▶ [DIRECTION]
Say how many lines contain the word "opens" and give no other text.

Stored records
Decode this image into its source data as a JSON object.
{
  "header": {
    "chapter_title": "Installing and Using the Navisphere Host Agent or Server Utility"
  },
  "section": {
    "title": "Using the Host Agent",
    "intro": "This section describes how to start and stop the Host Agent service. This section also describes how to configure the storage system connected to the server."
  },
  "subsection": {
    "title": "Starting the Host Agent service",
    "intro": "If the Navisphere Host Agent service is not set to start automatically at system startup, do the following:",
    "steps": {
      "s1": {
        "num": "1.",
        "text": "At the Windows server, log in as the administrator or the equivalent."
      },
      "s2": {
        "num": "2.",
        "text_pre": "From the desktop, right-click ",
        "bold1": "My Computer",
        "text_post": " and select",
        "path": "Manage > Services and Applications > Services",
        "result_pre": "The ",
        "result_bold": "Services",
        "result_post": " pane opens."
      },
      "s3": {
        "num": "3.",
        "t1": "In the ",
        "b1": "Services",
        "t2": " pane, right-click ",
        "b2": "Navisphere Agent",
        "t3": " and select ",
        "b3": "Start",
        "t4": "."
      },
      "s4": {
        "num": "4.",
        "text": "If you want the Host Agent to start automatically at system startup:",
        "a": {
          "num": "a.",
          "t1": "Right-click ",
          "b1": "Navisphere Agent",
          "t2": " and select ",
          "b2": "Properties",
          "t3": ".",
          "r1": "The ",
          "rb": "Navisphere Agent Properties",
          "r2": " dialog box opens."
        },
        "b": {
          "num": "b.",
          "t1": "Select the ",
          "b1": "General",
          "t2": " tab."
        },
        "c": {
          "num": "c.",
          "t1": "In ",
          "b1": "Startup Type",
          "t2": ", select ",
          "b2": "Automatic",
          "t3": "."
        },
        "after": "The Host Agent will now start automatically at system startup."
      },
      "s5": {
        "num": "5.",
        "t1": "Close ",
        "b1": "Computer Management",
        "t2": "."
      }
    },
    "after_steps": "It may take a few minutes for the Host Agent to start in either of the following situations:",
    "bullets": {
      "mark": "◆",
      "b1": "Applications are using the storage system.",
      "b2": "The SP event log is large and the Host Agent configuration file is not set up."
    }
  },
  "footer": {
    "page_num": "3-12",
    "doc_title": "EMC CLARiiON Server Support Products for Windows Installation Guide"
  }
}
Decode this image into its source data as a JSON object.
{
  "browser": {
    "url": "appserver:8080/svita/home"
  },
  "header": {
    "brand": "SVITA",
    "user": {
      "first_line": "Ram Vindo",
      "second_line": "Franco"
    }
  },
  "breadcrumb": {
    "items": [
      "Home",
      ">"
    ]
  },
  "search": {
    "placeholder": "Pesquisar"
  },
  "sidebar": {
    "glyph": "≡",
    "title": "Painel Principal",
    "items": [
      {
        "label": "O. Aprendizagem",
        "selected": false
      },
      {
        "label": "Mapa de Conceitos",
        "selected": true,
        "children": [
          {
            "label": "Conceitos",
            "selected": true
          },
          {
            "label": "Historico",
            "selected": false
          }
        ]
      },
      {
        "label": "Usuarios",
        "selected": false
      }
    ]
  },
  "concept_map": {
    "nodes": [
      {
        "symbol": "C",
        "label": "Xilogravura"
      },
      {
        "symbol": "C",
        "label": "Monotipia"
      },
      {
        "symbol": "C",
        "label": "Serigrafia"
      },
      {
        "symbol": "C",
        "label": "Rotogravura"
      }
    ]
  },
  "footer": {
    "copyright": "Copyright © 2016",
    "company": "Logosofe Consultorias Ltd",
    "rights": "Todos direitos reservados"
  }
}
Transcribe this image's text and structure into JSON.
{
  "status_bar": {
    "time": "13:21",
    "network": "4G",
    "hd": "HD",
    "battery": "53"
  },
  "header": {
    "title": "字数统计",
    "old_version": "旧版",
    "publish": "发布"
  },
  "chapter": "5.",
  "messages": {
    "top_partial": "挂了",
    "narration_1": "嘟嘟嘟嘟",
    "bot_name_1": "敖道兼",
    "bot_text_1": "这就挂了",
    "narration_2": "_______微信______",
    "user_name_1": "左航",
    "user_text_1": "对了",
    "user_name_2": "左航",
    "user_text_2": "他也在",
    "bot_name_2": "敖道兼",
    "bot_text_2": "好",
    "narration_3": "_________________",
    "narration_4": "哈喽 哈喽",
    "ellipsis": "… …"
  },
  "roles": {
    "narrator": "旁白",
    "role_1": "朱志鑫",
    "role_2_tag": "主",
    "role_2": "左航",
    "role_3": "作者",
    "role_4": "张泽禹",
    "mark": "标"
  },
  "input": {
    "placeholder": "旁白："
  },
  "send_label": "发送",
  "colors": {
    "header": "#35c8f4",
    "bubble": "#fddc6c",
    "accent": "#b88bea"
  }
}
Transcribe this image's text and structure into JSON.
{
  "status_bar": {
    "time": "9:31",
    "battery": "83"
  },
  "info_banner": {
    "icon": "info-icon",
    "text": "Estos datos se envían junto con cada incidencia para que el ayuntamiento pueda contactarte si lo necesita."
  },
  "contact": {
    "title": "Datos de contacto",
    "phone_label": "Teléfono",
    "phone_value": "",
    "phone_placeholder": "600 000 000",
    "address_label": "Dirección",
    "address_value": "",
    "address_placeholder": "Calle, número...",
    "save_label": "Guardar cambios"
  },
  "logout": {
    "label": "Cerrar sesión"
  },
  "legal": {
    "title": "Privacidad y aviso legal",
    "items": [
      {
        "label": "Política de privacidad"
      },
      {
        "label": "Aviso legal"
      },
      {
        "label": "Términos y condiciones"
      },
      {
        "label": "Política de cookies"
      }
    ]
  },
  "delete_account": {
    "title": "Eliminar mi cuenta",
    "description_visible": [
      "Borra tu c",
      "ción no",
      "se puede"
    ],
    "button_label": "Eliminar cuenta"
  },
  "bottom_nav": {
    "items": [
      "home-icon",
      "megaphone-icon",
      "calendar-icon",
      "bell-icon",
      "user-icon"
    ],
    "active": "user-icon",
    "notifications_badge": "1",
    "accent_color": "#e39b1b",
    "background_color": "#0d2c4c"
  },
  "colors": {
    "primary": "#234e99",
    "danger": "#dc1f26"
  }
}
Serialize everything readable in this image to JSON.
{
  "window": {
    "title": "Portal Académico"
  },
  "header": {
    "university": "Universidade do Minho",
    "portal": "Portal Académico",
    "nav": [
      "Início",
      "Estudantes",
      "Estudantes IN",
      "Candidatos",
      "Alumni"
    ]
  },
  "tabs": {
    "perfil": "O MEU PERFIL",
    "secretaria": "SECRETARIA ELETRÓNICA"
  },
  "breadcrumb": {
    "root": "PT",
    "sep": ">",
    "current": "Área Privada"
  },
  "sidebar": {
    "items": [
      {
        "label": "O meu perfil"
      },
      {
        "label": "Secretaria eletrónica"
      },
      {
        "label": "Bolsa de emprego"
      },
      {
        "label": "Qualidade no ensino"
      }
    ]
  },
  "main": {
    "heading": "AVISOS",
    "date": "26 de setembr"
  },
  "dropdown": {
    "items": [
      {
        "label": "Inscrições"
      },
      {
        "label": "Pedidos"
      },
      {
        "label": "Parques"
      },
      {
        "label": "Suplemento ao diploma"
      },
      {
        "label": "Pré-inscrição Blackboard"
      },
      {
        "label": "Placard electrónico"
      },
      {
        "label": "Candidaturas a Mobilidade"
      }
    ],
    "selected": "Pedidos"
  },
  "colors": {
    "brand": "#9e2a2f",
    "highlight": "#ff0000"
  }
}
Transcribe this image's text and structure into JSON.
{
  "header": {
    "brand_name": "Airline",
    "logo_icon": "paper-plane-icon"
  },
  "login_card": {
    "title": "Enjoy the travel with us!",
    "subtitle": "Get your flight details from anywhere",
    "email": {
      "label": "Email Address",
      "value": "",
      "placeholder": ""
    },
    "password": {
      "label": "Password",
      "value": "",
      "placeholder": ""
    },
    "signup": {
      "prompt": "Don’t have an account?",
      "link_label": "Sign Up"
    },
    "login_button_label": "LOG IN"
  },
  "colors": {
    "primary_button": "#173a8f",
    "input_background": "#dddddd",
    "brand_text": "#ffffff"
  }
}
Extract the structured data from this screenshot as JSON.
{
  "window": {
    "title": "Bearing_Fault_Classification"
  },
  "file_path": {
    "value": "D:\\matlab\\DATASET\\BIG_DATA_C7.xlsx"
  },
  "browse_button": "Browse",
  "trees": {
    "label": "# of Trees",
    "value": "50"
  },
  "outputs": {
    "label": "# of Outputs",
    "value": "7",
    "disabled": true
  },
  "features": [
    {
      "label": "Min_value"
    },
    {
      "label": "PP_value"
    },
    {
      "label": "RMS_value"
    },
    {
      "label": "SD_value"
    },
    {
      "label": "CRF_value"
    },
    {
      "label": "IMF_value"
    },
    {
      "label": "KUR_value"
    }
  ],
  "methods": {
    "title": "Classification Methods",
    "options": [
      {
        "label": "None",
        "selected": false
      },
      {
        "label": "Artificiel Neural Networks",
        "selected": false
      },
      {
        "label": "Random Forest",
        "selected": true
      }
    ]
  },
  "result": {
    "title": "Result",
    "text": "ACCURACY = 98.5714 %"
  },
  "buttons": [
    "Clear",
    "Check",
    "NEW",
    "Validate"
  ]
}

▶ [EXERCISE RESPONSE]
2